Source data

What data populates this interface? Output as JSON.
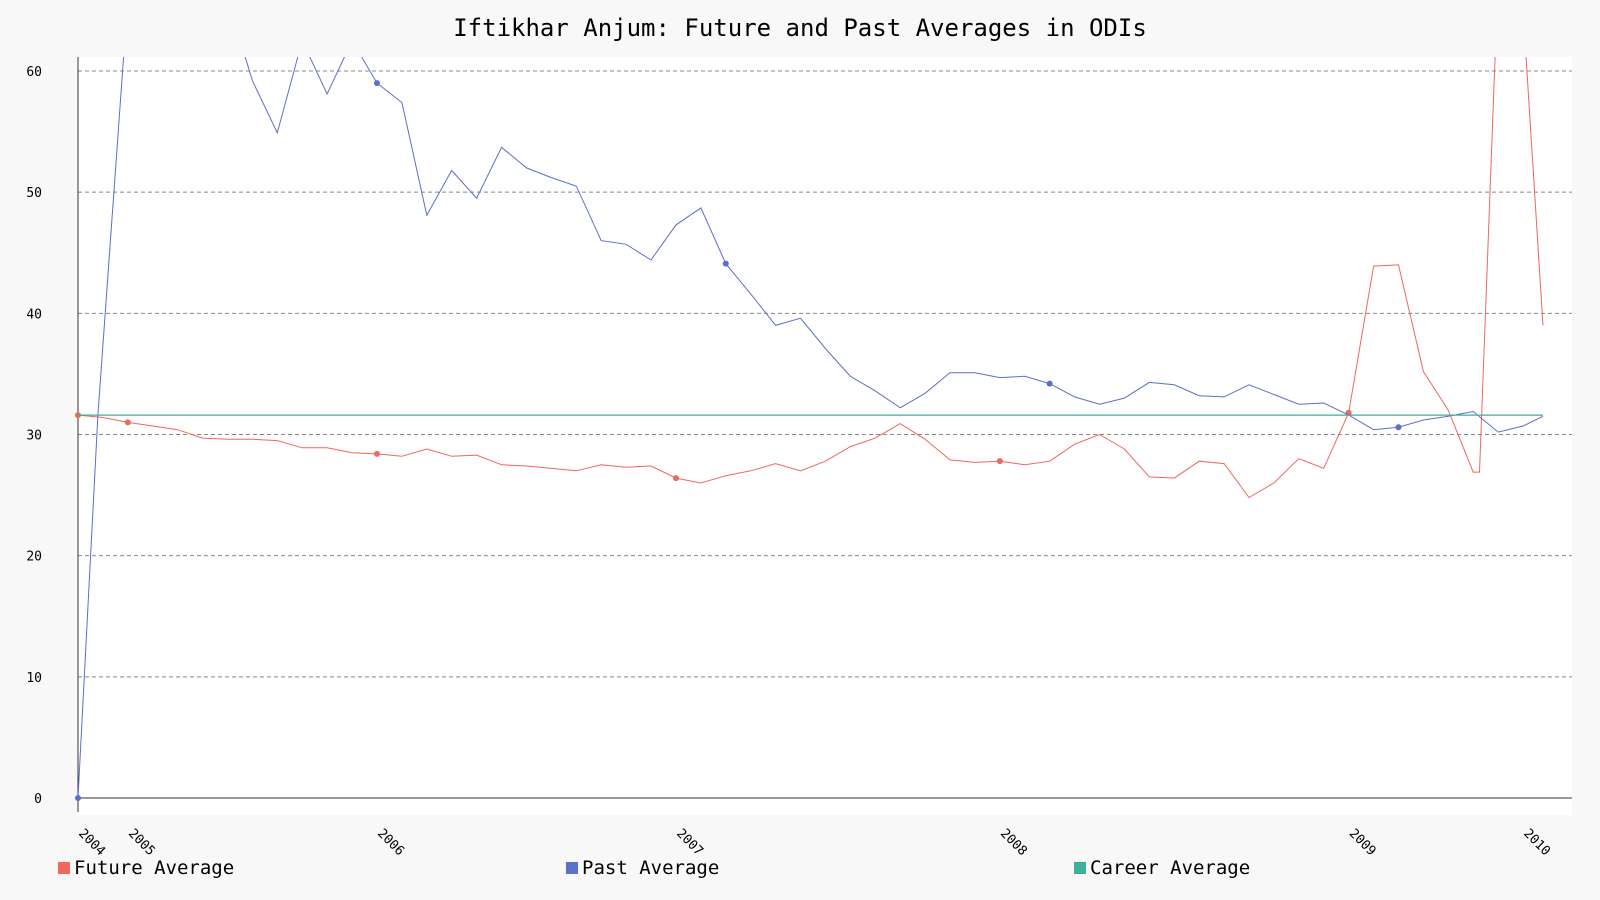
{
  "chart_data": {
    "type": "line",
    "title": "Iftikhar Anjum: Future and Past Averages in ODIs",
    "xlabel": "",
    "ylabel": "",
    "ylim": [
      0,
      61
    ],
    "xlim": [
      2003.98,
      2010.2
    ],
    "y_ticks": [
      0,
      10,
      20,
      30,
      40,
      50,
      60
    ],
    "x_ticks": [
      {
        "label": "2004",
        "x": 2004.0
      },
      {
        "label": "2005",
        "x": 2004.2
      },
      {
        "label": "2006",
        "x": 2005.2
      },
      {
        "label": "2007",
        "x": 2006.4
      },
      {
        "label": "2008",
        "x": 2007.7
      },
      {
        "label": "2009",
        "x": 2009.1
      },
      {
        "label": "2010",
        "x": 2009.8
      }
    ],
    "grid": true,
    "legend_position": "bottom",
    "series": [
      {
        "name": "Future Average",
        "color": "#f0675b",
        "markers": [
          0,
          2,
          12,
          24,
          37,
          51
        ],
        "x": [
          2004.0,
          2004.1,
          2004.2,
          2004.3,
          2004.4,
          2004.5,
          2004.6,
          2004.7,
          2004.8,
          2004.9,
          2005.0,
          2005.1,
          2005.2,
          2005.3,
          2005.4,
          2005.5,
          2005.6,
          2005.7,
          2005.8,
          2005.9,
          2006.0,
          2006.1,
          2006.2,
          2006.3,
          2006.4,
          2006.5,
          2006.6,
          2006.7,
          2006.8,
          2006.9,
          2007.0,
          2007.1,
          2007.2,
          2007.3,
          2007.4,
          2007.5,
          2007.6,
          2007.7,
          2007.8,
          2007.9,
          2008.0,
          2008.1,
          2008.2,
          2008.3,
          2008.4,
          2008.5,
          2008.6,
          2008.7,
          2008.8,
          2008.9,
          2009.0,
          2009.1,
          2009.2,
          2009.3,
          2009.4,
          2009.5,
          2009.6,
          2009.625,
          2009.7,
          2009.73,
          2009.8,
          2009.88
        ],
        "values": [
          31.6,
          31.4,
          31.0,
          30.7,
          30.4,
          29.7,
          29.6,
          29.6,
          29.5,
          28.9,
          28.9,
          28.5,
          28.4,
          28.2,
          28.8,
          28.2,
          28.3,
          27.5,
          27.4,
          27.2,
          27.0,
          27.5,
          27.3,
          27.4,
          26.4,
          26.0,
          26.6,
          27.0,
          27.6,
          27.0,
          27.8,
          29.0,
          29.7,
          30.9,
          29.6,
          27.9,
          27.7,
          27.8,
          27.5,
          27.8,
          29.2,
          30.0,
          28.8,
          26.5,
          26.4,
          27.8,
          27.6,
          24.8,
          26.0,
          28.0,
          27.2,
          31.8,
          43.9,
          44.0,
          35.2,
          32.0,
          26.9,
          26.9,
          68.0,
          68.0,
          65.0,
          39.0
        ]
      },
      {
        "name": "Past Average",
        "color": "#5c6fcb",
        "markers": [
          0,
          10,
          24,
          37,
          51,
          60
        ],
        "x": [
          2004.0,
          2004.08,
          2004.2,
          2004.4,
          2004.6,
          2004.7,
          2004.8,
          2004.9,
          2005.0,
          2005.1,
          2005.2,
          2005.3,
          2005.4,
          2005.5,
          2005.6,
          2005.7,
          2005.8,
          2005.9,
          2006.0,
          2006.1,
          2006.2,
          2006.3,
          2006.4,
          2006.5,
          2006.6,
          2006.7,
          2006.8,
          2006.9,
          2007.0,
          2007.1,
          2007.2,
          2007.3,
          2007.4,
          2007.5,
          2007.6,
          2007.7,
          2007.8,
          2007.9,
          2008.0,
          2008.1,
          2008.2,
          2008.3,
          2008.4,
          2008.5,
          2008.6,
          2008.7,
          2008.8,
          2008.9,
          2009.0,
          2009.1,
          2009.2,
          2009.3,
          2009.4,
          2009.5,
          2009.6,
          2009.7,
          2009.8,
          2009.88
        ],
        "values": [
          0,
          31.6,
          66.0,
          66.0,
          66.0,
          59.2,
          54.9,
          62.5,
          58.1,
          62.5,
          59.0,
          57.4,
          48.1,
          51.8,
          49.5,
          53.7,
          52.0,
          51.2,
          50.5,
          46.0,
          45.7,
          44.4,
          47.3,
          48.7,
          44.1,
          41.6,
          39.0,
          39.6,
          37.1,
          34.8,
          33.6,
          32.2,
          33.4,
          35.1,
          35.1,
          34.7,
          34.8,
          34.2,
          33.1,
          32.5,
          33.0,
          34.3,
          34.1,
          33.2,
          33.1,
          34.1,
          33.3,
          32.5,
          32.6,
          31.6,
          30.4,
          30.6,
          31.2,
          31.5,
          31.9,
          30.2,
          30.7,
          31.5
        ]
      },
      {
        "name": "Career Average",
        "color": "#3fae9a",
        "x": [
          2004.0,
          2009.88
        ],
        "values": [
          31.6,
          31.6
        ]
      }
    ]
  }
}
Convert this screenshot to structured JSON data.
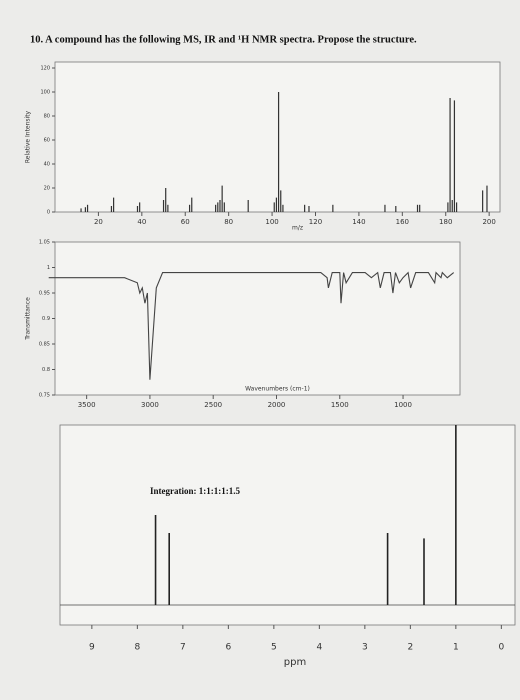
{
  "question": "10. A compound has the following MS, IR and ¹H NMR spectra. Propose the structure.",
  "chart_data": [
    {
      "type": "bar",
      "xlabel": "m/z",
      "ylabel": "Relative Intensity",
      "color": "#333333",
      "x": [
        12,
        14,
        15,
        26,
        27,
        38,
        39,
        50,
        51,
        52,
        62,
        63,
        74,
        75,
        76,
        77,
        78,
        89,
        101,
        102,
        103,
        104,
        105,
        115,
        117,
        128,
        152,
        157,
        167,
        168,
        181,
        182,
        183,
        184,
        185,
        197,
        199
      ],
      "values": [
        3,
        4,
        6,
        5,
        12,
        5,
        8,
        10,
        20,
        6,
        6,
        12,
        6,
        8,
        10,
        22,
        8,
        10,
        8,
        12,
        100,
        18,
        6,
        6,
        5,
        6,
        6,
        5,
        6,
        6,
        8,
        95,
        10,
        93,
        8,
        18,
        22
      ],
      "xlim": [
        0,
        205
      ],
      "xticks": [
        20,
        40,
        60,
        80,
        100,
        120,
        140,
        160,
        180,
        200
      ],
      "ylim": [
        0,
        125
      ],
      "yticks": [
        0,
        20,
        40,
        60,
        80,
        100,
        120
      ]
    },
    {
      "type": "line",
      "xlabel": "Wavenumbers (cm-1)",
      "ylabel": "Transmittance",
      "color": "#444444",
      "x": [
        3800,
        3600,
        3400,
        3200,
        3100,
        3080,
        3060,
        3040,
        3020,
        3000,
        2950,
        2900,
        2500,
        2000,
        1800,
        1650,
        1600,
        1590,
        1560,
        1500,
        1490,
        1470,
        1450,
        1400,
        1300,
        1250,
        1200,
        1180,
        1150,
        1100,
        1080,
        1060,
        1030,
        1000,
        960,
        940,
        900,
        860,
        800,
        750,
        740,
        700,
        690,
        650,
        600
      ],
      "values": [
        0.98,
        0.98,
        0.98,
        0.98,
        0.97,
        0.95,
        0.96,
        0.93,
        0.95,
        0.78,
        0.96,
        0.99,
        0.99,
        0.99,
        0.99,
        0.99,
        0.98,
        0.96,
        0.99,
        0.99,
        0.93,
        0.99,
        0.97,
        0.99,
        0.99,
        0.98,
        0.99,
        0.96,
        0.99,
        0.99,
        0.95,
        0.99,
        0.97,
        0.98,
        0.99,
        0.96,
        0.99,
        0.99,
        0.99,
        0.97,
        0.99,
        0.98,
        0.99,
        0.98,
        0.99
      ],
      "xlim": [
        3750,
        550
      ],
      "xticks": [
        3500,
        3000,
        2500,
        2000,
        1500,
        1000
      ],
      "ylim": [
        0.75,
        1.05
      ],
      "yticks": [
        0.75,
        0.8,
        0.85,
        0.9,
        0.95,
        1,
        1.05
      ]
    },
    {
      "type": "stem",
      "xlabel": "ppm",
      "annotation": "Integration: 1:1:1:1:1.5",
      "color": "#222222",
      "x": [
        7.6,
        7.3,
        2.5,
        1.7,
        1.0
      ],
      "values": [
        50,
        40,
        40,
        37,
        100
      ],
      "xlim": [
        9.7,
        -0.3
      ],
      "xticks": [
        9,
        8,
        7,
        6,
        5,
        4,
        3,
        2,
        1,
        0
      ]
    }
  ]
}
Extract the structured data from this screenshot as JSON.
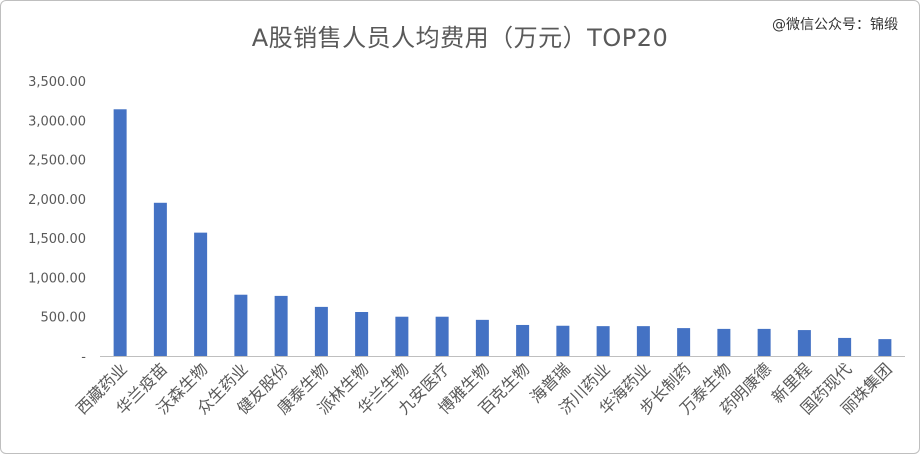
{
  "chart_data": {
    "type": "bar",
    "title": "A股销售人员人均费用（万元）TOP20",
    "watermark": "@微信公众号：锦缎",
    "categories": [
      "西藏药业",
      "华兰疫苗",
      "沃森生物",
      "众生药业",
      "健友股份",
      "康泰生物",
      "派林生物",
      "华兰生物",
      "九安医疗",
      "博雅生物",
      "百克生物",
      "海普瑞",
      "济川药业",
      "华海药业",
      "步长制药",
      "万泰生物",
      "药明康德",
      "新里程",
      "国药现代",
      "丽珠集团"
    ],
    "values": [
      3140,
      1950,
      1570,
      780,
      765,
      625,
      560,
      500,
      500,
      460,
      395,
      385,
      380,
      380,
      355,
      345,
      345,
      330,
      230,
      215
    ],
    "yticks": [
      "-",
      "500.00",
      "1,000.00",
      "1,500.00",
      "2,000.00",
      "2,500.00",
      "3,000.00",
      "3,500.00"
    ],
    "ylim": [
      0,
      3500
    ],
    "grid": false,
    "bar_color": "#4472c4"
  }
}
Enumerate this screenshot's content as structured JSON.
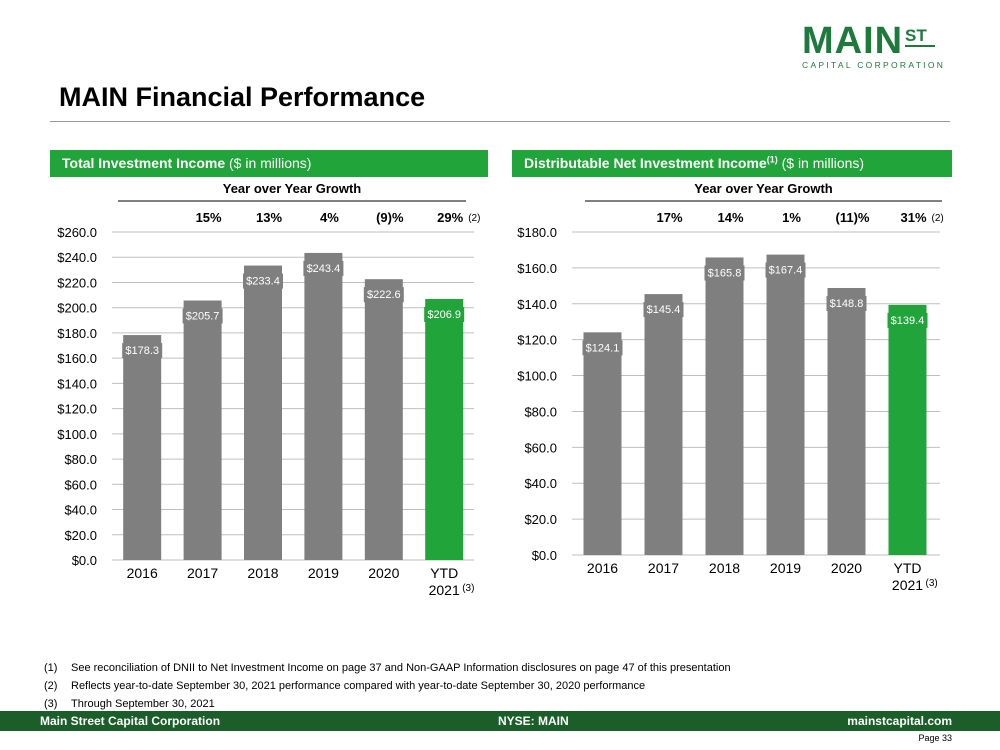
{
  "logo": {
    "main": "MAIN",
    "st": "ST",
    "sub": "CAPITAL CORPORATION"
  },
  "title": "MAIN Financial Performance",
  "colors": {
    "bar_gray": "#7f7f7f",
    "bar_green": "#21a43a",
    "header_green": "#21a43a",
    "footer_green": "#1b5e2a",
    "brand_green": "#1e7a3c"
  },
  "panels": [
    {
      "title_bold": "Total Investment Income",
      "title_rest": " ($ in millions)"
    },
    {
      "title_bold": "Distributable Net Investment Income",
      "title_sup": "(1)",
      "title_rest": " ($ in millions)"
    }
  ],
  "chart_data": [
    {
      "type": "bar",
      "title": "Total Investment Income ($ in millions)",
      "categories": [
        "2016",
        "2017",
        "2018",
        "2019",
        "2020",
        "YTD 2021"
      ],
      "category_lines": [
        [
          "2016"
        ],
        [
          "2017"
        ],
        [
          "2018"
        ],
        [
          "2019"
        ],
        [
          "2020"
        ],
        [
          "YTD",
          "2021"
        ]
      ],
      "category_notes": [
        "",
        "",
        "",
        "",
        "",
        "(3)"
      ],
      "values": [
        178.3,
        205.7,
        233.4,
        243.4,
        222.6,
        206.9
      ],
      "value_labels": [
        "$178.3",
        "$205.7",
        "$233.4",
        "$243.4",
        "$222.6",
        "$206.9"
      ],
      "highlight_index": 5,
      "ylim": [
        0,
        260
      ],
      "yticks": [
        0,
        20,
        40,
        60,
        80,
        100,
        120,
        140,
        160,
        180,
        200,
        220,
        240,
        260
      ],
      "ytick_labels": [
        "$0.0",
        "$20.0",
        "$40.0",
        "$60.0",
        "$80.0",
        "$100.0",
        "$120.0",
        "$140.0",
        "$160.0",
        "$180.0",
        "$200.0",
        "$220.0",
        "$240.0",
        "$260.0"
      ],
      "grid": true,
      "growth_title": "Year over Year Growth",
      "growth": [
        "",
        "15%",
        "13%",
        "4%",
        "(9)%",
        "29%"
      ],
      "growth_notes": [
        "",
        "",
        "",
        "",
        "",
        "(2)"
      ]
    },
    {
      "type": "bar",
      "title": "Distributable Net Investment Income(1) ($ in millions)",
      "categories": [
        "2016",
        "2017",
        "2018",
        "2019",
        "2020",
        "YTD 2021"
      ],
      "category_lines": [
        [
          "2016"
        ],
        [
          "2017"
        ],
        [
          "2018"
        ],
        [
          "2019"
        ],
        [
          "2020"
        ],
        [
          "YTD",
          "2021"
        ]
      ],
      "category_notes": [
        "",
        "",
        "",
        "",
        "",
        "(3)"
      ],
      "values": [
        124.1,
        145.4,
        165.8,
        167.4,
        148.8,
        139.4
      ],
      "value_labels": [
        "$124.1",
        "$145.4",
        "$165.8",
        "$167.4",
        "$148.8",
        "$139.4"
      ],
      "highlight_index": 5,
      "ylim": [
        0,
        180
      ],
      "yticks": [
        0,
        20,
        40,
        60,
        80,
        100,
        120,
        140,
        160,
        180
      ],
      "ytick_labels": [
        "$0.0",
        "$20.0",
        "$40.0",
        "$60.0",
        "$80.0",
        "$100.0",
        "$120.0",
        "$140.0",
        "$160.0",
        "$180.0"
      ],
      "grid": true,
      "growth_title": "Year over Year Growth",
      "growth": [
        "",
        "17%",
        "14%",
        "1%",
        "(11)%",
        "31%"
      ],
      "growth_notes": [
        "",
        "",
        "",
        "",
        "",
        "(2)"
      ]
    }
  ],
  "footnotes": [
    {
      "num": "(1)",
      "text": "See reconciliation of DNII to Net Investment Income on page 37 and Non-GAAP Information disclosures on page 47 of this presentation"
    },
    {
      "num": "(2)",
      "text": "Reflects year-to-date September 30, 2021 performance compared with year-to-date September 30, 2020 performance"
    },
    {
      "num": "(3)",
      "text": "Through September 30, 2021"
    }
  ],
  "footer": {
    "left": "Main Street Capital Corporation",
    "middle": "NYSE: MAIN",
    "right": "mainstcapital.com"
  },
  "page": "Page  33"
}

Exercise details
Return only the number of lines in the entries that contain the string "page".

Correct result
2